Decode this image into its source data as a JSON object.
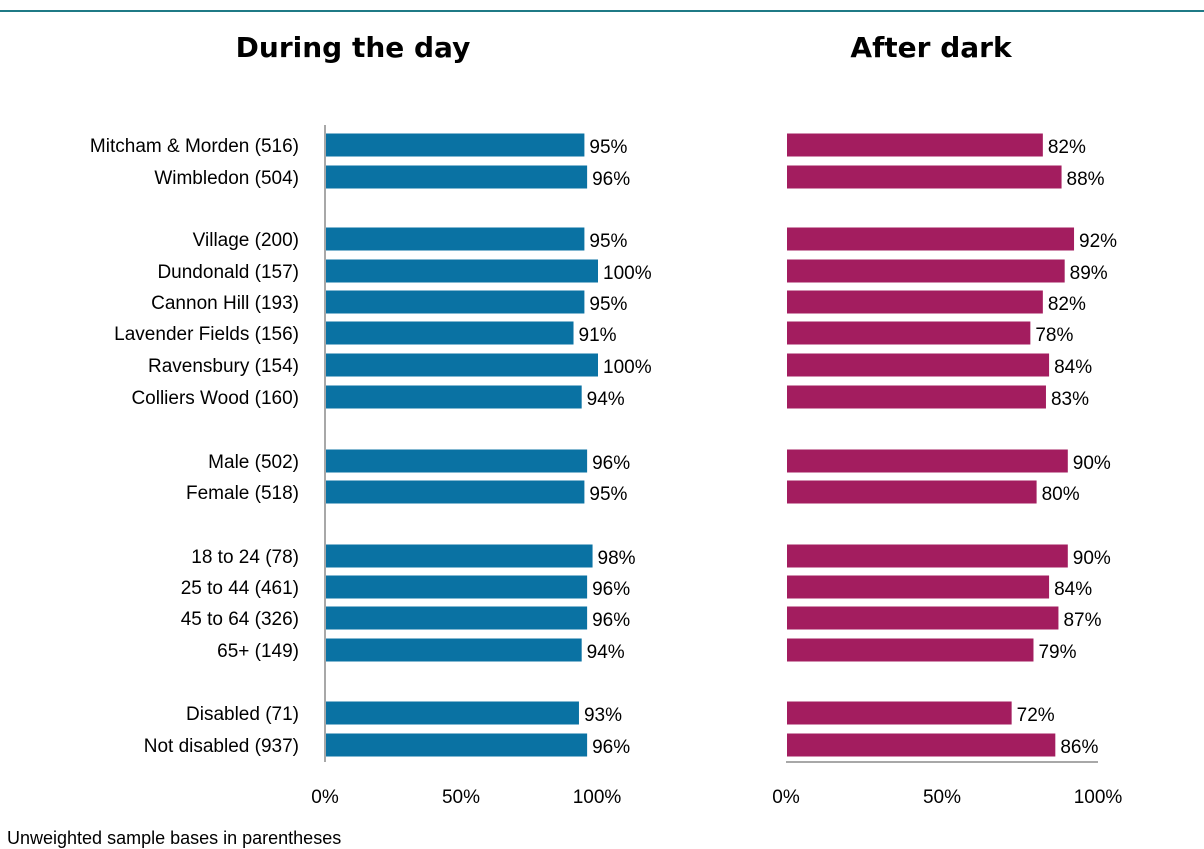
{
  "chart_data": {
    "type": "bar",
    "orientation": "horizontal",
    "categories": [
      "Mitcham & Morden (516)",
      "Wimbledon (504)",
      "Village (200)",
      "Dundonald (157)",
      "Cannon Hill (193)",
      "Lavender Fields (156)",
      "Ravensbury (154)",
      "Colliers Wood (160)",
      "Male (502)",
      "Female (518)",
      "18 to 24 (78)",
      "25 to 44 (461)",
      "45 to 64 (326)",
      "65+ (149)",
      "Disabled (71)",
      "Not disabled (937)"
    ],
    "groups": [
      [
        0,
        1
      ],
      [
        2,
        3,
        4,
        5,
        6,
        7
      ],
      [
        8,
        9
      ],
      [
        10,
        11,
        12,
        13
      ],
      [
        14,
        15
      ]
    ],
    "panels": [
      {
        "title": "During the day",
        "color": "#0a72a3",
        "values": [
          95,
          96,
          95,
          100,
          95,
          91,
          100,
          94,
          96,
          95,
          98,
          96,
          96,
          94,
          93,
          96
        ],
        "labels": [
          "95%",
          "96%",
          "95%",
          "100%",
          "95%",
          "91%",
          "100%",
          "94%",
          "96%",
          "95%",
          "98%",
          "96%",
          "96%",
          "94%",
          "93%",
          "96%"
        ],
        "xlim": [
          0,
          100
        ],
        "xticks": [
          "0%",
          "50%",
          "100%"
        ]
      },
      {
        "title": "After dark",
        "color": "#a31d5f",
        "values": [
          82,
          88,
          92,
          89,
          82,
          78,
          84,
          83,
          90,
          80,
          90,
          84,
          87,
          79,
          72,
          86
        ],
        "labels": [
          "82%",
          "88%",
          "92%",
          "89%",
          "82%",
          "78%",
          "84%",
          "83%",
          "90%",
          "80%",
          "90%",
          "84%",
          "87%",
          "79%",
          "72%",
          "86%"
        ],
        "xlim": [
          0,
          100
        ],
        "xticks": [
          "0%",
          "50%",
          "100%"
        ]
      }
    ]
  },
  "footnote": "Unweighted sample bases in parentheses"
}
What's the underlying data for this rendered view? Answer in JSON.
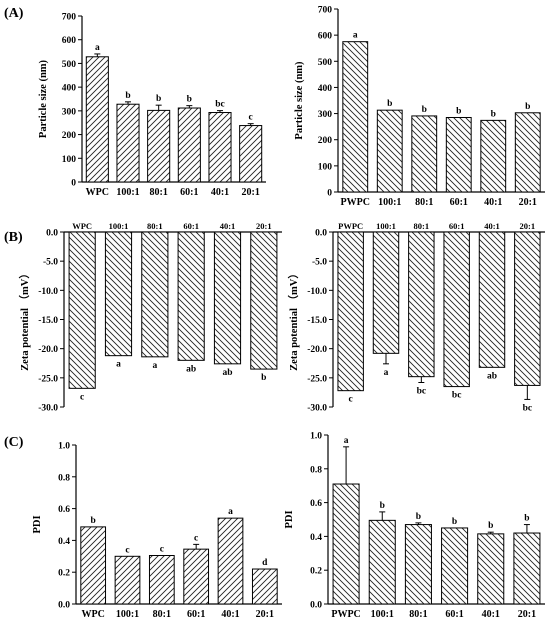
{
  "panels": [
    "(A)",
    "(B)",
    "(C)"
  ],
  "colors": {
    "bar_fill": "#ffffff",
    "hatch": "#222222",
    "axis": "#000000"
  },
  "chart_data": [
    {
      "type": "bar",
      "panel": "A-left",
      "categories": [
        "WPC",
        "100:1",
        "80:1",
        "60:1",
        "40:1",
        "20:1"
      ],
      "values": [
        528,
        328,
        302,
        312,
        293,
        238
      ],
      "errors": [
        12,
        10,
        22,
        10,
        8,
        8
      ],
      "letters": [
        "a",
        "b",
        "b",
        "b",
        "bc",
        "c"
      ],
      "ylabel": "Particle size (nm)",
      "ylim": [
        0,
        700
      ],
      "yticks": [
        0,
        100,
        200,
        300,
        400,
        500,
        600,
        700
      ],
      "hatch": "forward",
      "categories_position": "bottom"
    },
    {
      "type": "bar",
      "panel": "A-right",
      "categories": [
        "PWPC",
        "100:1",
        "80:1",
        "60:1",
        "40:1",
        "20:1"
      ],
      "values": [
        575,
        313,
        291,
        285,
        274,
        303
      ],
      "errors": [
        0,
        0,
        0,
        0,
        0,
        0
      ],
      "letters": [
        "a",
        "b",
        "b",
        "b",
        "b",
        "b"
      ],
      "ylabel": "Particle size (nm)",
      "ylim": [
        0,
        700
      ],
      "yticks": [
        0,
        100,
        200,
        300,
        400,
        500,
        600,
        700
      ],
      "hatch": "back",
      "categories_position": "bottom"
    },
    {
      "type": "bar",
      "panel": "B-left",
      "categories": [
        "WPC",
        "100:1",
        "80:1",
        "60:1",
        "40:1",
        "20:1"
      ],
      "values": [
        -26.8,
        -21.2,
        -21.4,
        -22.0,
        -22.6,
        -23.5
      ],
      "errors": [
        0,
        0,
        0,
        0,
        0,
        0
      ],
      "letters": [
        "c",
        "a",
        "a",
        "ab",
        "ab",
        "b"
      ],
      "ylabel": "Zeta potential （mV）",
      "ylim": [
        -30,
        0
      ],
      "yticks": [
        0,
        -5,
        -10,
        -15,
        -20,
        -25,
        -30
      ],
      "hatch": "back",
      "categories_position": "top"
    },
    {
      "type": "bar",
      "panel": "B-right",
      "categories": [
        "PWPC",
        "100:1",
        "80:1",
        "60:1",
        "40:1",
        "20:1"
      ],
      "values": [
        -27.2,
        -20.8,
        -24.8,
        -26.5,
        -23.2,
        -26.3
      ],
      "errors": [
        0,
        1.8,
        1.0,
        0,
        0,
        2.4
      ],
      "letters": [
        "c",
        "a",
        "bc",
        "bc",
        "ab",
        "bc"
      ],
      "ylabel": "Zeta potential （mV）",
      "ylim": [
        -30,
        0
      ],
      "yticks": [
        0,
        -5,
        -10,
        -15,
        -20,
        -25,
        -30
      ],
      "hatch": "back",
      "categories_position": "top"
    },
    {
      "type": "bar",
      "panel": "C-left",
      "categories": [
        "WPC",
        "100:1",
        "80:1",
        "60:1",
        "40:1",
        "20:1"
      ],
      "values": [
        0.485,
        0.3,
        0.305,
        0.345,
        0.54,
        0.22
      ],
      "errors": [
        0,
        0,
        0,
        0.03,
        0,
        0
      ],
      "letters": [
        "b",
        "c",
        "c",
        "c",
        "a",
        "d"
      ],
      "ylabel": "PDI",
      "ylim": [
        0,
        1.0
      ],
      "yticks": [
        0.0,
        0.2,
        0.4,
        0.6,
        0.8,
        1.0
      ],
      "hatch": "forward",
      "categories_position": "bottom"
    },
    {
      "type": "bar",
      "panel": "C-right",
      "categories": [
        "PWPC",
        "100:1",
        "80:1",
        "60:1",
        "40:1",
        "20:1"
      ],
      "values": [
        0.71,
        0.495,
        0.47,
        0.45,
        0.415,
        0.42
      ],
      "errors": [
        0.22,
        0.05,
        0.01,
        0,
        0.01,
        0.05
      ],
      "letters": [
        "a",
        "b",
        "b",
        "b",
        "b",
        "b"
      ],
      "ylabel": "PDI",
      "ylim": [
        0,
        1.0
      ],
      "yticks": [
        0.0,
        0.2,
        0.4,
        0.6,
        0.8,
        1.0
      ],
      "hatch": "back",
      "categories_position": "bottom"
    }
  ]
}
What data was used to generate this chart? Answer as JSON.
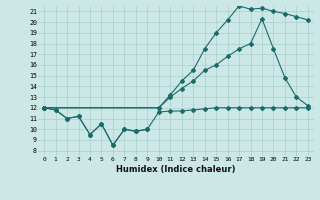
{
  "xlabel": "Humidex (Indice chaleur)",
  "bg_color": "#cce8e6",
  "grid_color": "#aacfcc",
  "line_color": "#1a6b6b",
  "xlim": [
    -0.5,
    23.5
  ],
  "ylim": [
    7.5,
    21.5
  ],
  "xticks": [
    0,
    1,
    2,
    3,
    4,
    5,
    6,
    7,
    8,
    9,
    10,
    11,
    12,
    13,
    14,
    15,
    16,
    17,
    18,
    19,
    20,
    21,
    22,
    23
  ],
  "yticks": [
    8,
    9,
    10,
    11,
    12,
    13,
    14,
    15,
    16,
    17,
    18,
    19,
    20,
    21
  ],
  "curve_zigzag_x": [
    0,
    1,
    2,
    3,
    4,
    5,
    6,
    7,
    8,
    9
  ],
  "curve_zigzag_y": [
    12,
    11.8,
    11.0,
    11.2,
    9.5,
    10.5,
    8.5,
    10.0,
    9.8,
    10.0
  ],
  "curve_flat_x": [
    0,
    1,
    2,
    3,
    4,
    5,
    6,
    7,
    8,
    9,
    10,
    11,
    12,
    13,
    14,
    15,
    16,
    17,
    18,
    19,
    20,
    21,
    22,
    23
  ],
  "curve_flat_y": [
    12,
    11.8,
    11.0,
    11.2,
    9.5,
    10.5,
    8.5,
    10.0,
    9.8,
    10.0,
    11.6,
    11.7,
    11.7,
    11.8,
    11.9,
    12.0,
    12.0,
    12.0,
    12.0,
    12.0,
    12.0,
    12.0,
    12.0,
    12.0
  ],
  "curve_upper_x": [
    0,
    10,
    11,
    12,
    13,
    14,
    15,
    16,
    17,
    18,
    19,
    20,
    21,
    22,
    23
  ],
  "curve_upper_y": [
    12,
    12.0,
    13.2,
    14.5,
    15.5,
    17.5,
    19.0,
    20.2,
    21.5,
    21.2,
    21.3,
    21.0,
    20.8,
    20.5,
    20.2
  ],
  "curve_mid_x": [
    0,
    10,
    11,
    12,
    13,
    14,
    15,
    16,
    17,
    18,
    19,
    20,
    21,
    22,
    23
  ],
  "curve_mid_y": [
    12,
    12.0,
    13.0,
    13.8,
    14.5,
    15.5,
    16.0,
    16.8,
    17.5,
    18.0,
    20.3,
    17.5,
    14.8,
    13.0,
    12.2
  ]
}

Short task – Read through the lines above and collect those that contain the string "left".

The completed task –
      "panel": "A-left",
      "panel": "B-left",
      "panel": "C-left",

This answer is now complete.